═══ TEXT PASSAGE ═══
I am new to Python so can't really figure it out. I want to change my 'Class' column in DataFrame 'data' so that values '<=50K' are replaced with 0 and values '>50K' are replaced with 1 so I don't get an error of type mismatch while clustering.
I have tried to do so in the following snippets:
data.replace(to_replace='<=50K',value=0)
data.replace(to_replace='>50K',value=1)
and
data.replace(to_replace='<=50K',value=0, method ="ffill", inplace=True)
data.replace(to_replace='>50K',value=1, method ="ffill", inplace=True)
Any approach to achieve goal other than replacing the string values with integers for clustering will be much appreciated as I cannot think of any other way.
CodePudding user response:
Use a dictionary as reference for replace
:
df = pd.DataFrame([['<=50K', '>50K'],
['a', '<=50K']])
# 0 1
# 0 <=50K >50K
# 1 a <=50K
df = df.replace({'<=50K': 0, '>50K': 1})
output:
0 1
0 0 1
1 a 0
If acting on a single columns, use map
:
df[0] = df[0].map({'<=50K': 0, '>50K': 1})
To handle missing values with a default:
d = {'<=50K': 0, '>50K': 1}
df = df.applymap(lambda x: d.get(x, -1))
output:
0 1
0 0 1
1 -1 0
CodePudding user response:
You can do:
# if only one column:
df['Class'].apply(lambda x: 1 if x=='<=50K' else 0 if x=='>=50K' else x)
# or if you want to apply on the whole dataframe:
df.applymap(lambda x: 1 if x=='<=50K' else 0 if x=='>=50K' else x)
CodePudding user response:
From your image, you didn't assign the replaced value to original. You can do
data = data.replace(to_replace='<=50K',value=0)
data = data.replace(to_replace='>50K',value=1)
Problem why your inplace
method doesn't work is that you use the method
argument which will ignore the value
argument and use its own strategy to replace the to_replace value, you can use
data.replace(to_replace='>50K',value=1, inplace=True)
═══ TASK DATA ═══
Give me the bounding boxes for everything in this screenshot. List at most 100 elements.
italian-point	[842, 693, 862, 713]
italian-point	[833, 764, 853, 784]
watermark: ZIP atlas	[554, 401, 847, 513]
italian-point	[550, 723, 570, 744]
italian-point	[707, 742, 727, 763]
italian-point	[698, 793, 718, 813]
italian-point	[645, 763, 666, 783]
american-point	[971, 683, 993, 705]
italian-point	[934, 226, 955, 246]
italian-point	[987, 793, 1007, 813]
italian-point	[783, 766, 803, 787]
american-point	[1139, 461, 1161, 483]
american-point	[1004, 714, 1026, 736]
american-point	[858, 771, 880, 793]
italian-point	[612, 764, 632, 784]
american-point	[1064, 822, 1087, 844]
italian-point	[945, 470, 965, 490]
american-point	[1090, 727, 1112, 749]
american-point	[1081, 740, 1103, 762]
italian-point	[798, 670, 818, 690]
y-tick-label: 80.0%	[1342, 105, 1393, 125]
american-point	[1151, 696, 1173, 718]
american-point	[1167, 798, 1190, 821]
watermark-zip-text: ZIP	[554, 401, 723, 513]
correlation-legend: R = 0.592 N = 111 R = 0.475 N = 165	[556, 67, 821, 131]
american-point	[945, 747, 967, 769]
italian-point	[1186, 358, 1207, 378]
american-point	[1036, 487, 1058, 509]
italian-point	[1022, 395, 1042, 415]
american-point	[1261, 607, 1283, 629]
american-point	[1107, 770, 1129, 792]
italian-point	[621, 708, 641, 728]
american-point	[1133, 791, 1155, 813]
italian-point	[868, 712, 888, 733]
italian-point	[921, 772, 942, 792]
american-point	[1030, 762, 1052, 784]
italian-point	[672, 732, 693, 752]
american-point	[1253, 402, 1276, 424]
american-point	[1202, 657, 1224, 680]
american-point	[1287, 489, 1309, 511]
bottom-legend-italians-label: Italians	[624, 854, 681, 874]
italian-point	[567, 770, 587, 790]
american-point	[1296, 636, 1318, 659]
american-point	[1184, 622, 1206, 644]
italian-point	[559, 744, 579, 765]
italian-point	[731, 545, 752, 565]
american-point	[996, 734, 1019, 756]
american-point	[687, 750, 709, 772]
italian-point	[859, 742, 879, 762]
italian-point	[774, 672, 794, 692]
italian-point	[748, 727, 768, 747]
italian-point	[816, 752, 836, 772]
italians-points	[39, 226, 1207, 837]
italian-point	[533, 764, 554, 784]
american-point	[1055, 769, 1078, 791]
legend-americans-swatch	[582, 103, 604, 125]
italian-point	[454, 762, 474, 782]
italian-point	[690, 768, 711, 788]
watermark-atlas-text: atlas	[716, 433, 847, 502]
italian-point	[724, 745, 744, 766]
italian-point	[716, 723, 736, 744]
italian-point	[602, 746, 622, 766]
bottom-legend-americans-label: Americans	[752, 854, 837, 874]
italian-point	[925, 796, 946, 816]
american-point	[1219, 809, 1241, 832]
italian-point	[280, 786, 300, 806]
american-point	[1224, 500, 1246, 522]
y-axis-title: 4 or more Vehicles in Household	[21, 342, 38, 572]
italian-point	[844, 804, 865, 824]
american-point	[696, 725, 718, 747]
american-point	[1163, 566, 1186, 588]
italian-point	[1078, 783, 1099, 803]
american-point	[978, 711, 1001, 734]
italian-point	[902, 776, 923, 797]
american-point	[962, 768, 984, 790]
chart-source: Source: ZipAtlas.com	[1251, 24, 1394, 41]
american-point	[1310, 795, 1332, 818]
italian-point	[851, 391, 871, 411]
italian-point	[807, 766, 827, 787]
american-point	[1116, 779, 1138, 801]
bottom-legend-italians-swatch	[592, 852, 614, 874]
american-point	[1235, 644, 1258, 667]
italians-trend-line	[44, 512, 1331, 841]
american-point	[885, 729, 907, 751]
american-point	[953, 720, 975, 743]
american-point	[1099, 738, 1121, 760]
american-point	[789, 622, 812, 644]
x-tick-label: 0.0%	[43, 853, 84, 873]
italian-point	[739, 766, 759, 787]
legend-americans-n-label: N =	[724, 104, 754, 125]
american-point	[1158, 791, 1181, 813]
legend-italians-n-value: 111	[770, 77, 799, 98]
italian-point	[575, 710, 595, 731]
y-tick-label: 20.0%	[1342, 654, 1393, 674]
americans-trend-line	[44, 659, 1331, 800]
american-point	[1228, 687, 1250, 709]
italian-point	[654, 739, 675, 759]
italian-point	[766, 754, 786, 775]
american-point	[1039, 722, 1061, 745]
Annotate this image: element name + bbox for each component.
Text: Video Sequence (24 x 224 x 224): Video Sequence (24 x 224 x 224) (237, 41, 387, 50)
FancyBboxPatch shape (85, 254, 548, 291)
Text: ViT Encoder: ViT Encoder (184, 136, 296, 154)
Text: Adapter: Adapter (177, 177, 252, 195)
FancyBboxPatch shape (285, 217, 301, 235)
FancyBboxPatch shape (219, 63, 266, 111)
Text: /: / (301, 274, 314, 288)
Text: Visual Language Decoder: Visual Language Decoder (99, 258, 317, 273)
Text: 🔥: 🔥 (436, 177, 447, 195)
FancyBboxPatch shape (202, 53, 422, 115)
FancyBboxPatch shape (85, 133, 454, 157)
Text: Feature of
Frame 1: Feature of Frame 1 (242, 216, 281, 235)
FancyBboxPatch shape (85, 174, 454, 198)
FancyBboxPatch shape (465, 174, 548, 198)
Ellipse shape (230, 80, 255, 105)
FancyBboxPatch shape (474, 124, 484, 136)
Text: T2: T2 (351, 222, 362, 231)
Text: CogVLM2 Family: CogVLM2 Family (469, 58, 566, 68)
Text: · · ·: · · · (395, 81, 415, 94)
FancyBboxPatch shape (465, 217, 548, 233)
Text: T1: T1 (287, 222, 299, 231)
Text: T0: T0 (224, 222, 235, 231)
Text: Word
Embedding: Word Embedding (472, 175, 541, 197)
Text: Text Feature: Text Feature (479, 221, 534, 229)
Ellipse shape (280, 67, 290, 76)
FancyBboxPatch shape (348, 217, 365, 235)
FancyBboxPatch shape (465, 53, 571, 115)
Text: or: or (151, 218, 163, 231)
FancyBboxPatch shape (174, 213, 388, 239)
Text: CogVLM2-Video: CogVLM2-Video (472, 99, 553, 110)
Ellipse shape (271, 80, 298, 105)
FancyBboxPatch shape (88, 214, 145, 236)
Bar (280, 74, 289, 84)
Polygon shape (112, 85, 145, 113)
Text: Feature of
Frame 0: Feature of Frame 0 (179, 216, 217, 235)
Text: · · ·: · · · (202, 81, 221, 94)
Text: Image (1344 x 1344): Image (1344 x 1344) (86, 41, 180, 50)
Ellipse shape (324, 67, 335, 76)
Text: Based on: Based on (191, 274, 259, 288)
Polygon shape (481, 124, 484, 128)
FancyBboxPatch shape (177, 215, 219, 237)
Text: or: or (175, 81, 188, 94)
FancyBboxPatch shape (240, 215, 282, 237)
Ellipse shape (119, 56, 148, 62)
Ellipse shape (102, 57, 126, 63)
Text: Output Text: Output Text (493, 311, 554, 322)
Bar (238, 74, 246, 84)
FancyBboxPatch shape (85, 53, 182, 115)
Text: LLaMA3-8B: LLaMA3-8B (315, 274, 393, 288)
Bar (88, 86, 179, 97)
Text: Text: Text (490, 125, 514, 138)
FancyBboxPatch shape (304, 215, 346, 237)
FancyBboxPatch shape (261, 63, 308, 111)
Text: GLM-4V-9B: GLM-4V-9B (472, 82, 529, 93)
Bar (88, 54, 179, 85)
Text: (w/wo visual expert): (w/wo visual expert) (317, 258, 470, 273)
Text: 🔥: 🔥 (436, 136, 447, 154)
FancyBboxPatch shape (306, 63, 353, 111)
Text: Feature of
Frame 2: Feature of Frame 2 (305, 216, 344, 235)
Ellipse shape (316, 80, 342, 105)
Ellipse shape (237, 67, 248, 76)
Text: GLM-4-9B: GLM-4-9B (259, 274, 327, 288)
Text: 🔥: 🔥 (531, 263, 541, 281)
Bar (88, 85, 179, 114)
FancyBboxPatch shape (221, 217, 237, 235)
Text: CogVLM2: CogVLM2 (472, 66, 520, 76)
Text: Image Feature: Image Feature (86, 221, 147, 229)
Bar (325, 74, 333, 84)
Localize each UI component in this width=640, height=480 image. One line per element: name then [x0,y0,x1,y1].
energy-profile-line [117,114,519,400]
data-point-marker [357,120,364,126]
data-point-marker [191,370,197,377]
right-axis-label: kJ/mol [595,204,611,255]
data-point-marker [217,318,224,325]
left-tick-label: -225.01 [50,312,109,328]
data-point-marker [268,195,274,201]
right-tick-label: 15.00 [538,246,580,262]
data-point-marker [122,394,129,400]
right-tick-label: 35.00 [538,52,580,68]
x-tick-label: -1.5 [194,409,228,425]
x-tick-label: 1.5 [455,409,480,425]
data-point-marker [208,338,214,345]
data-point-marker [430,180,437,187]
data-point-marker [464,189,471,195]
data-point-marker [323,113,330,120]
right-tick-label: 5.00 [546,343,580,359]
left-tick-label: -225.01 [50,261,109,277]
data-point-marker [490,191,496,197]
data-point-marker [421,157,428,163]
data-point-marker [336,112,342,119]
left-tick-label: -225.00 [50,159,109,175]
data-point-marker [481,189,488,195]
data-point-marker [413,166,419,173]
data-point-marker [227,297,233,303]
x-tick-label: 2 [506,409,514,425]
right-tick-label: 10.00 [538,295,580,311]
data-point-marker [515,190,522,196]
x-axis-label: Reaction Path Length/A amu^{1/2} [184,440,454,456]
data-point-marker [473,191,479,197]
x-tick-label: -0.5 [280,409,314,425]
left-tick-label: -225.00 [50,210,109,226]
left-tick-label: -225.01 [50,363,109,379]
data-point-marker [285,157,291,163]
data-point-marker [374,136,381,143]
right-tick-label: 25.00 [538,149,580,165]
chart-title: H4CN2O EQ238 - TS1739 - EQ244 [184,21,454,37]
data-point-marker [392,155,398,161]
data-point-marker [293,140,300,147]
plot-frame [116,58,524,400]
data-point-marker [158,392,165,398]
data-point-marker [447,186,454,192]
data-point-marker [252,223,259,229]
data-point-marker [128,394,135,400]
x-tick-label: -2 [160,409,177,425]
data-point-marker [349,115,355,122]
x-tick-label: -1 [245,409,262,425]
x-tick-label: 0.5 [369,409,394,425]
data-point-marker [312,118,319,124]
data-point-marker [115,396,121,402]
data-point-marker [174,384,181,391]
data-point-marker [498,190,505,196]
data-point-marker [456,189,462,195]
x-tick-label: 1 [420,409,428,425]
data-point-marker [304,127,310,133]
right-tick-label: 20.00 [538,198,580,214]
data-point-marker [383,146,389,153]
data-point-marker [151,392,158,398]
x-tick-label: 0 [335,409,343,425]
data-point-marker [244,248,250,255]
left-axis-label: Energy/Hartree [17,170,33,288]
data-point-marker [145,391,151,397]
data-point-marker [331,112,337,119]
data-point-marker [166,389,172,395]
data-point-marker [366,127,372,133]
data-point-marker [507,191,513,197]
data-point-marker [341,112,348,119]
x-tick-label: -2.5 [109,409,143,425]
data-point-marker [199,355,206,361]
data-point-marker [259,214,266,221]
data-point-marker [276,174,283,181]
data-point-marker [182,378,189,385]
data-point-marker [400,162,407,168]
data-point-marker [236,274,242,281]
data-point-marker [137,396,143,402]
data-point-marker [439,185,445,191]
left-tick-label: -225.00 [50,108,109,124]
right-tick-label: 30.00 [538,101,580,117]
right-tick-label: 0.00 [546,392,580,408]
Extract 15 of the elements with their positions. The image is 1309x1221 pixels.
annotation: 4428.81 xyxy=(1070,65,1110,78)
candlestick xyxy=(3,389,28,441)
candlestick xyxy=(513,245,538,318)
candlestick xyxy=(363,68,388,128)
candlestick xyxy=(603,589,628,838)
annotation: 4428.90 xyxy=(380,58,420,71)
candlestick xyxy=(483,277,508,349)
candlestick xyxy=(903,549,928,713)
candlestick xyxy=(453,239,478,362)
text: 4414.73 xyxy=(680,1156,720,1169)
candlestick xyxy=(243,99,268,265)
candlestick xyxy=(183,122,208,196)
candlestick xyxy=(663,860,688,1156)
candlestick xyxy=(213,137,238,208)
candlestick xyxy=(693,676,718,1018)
═══
**GIVEN PROBLEM 1:** In the forum thread about replacing values in a pandas column, which method does the first reply recommend for acting on a single column?
**GIVEN PROBLEM 2:** Copy out the rows word for word, starting with the first row and stopping after the row that contains "226, 955, 246]".

**FULL SOLUTION 1:** It recommends map.

**FULL SOLUTION 2:**
Give me the bounding boxes for everything in this screenshot. List at most 100 elements.
italian-point	[842, 693, 862, 713]
italian-point	[833, 764, 853, 784]
watermark: ZIP atlas	[554, 401, 847, 513]
italian-point	[550, 723, 570, 744]
italian-point	[707, 742, 727, 763]
italian-point	[698, 793, 718, 813]
italian-point	[645, 763, 666, 783]
american-point	[971, 683, 993, 705]
italian-point	[934, 226, 955, 246]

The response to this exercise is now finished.